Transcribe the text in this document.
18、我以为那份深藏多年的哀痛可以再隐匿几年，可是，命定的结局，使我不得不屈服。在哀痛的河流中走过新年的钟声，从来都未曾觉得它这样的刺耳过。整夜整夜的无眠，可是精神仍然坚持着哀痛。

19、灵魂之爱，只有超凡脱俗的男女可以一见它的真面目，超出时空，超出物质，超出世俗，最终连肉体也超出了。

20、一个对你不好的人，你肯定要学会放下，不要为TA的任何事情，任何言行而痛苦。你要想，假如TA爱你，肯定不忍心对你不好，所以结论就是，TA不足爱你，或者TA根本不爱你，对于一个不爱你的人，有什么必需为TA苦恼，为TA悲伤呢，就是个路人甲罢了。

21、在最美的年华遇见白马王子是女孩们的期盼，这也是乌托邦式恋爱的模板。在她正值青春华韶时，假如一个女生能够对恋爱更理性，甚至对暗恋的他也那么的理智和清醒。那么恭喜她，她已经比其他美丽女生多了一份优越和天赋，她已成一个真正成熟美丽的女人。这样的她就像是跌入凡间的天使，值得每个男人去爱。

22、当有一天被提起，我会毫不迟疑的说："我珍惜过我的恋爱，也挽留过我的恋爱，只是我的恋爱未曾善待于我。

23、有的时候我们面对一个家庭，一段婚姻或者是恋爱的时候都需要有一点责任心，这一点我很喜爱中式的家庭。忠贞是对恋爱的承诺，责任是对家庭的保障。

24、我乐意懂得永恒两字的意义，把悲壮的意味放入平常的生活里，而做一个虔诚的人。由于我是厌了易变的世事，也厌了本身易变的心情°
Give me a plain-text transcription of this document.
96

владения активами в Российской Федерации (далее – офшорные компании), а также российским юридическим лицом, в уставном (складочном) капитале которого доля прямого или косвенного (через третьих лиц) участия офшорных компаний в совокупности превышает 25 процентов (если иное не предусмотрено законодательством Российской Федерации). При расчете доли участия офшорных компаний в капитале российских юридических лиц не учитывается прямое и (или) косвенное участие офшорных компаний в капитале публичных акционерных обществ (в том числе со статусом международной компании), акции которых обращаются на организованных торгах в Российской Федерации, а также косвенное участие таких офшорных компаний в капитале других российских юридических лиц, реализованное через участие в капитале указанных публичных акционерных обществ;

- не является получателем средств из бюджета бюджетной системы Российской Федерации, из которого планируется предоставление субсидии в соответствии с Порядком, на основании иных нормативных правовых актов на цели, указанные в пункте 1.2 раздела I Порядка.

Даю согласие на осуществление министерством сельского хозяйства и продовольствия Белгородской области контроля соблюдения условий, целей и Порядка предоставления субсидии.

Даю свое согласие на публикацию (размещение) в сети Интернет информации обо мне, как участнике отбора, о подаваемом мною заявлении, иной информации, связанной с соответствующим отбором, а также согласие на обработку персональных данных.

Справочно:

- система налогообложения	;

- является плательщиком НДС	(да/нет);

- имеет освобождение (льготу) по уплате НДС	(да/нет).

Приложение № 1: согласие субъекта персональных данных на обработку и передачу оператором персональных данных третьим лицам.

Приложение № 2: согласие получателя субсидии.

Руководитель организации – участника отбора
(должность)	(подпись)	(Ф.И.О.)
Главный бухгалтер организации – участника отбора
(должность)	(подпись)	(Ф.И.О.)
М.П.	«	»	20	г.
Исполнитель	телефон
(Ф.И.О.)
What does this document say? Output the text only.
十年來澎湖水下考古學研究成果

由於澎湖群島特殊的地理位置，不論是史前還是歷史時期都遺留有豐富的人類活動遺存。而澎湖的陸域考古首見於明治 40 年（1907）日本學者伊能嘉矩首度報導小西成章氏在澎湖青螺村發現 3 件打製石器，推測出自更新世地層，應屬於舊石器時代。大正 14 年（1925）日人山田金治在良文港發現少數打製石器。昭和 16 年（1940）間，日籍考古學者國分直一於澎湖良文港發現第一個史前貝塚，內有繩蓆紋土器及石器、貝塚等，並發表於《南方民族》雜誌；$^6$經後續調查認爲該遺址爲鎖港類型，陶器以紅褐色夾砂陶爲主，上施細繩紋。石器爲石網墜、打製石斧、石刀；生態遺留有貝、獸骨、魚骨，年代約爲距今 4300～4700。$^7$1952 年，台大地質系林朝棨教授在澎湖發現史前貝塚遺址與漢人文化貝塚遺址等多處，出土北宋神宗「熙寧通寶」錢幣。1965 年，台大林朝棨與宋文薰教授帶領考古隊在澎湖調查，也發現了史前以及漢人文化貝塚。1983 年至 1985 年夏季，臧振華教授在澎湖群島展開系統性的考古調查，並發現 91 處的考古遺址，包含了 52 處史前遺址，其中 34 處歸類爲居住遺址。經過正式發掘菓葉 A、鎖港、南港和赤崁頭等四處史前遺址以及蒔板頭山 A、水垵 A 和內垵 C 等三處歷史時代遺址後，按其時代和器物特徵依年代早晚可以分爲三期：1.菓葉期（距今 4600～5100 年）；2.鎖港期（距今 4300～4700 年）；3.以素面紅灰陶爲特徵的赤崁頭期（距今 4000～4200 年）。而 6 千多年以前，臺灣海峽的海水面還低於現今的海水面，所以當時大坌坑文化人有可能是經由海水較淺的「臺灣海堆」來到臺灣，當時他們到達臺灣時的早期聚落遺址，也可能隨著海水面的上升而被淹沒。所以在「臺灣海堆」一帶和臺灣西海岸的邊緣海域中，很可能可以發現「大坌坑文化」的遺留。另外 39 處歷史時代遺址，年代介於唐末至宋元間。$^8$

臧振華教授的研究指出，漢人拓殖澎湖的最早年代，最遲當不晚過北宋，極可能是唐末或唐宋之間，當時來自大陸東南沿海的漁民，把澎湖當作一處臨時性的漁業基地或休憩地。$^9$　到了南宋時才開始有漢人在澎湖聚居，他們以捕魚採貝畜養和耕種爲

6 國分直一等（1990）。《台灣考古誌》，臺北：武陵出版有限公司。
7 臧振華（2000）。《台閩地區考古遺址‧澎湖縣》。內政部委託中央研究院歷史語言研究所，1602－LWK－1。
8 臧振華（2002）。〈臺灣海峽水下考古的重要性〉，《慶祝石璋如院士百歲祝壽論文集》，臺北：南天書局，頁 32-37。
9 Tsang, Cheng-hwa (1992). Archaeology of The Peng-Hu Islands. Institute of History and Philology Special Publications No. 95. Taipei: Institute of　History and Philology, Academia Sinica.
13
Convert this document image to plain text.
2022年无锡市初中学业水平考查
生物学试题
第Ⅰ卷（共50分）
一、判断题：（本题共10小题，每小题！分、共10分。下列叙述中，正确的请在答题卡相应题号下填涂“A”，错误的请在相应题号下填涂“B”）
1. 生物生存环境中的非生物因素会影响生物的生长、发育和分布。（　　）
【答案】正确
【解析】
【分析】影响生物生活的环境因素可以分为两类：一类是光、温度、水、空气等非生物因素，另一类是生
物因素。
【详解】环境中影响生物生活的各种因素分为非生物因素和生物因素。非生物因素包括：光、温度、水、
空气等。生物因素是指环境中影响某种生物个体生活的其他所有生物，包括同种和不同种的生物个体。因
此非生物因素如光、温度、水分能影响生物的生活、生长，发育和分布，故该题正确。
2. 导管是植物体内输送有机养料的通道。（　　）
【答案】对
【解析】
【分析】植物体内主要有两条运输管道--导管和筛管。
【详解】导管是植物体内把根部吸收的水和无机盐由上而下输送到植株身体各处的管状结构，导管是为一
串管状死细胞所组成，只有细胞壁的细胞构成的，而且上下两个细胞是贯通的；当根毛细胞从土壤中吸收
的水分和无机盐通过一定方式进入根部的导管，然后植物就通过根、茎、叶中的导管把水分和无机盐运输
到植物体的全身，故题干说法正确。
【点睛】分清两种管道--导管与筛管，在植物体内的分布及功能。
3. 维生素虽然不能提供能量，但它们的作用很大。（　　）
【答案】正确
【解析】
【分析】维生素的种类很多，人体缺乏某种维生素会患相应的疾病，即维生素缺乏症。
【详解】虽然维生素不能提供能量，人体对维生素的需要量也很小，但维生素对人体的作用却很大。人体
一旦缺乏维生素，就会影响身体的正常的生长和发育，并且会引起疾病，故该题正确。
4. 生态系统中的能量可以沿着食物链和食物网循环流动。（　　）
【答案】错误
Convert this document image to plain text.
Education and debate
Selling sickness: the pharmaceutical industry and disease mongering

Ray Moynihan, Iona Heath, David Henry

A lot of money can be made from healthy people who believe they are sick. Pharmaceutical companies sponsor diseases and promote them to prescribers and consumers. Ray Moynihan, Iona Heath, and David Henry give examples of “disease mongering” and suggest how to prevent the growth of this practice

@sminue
= = = =
Set exercise:
Pick out the lines containing the string "text" and show them.

Exercise solution:
Transcribe the text in this document.
Give me a plain-text transcription of this document.
What does this document say? Output the text only.
Convert this document image to plain text.
Convert this document image to plain text.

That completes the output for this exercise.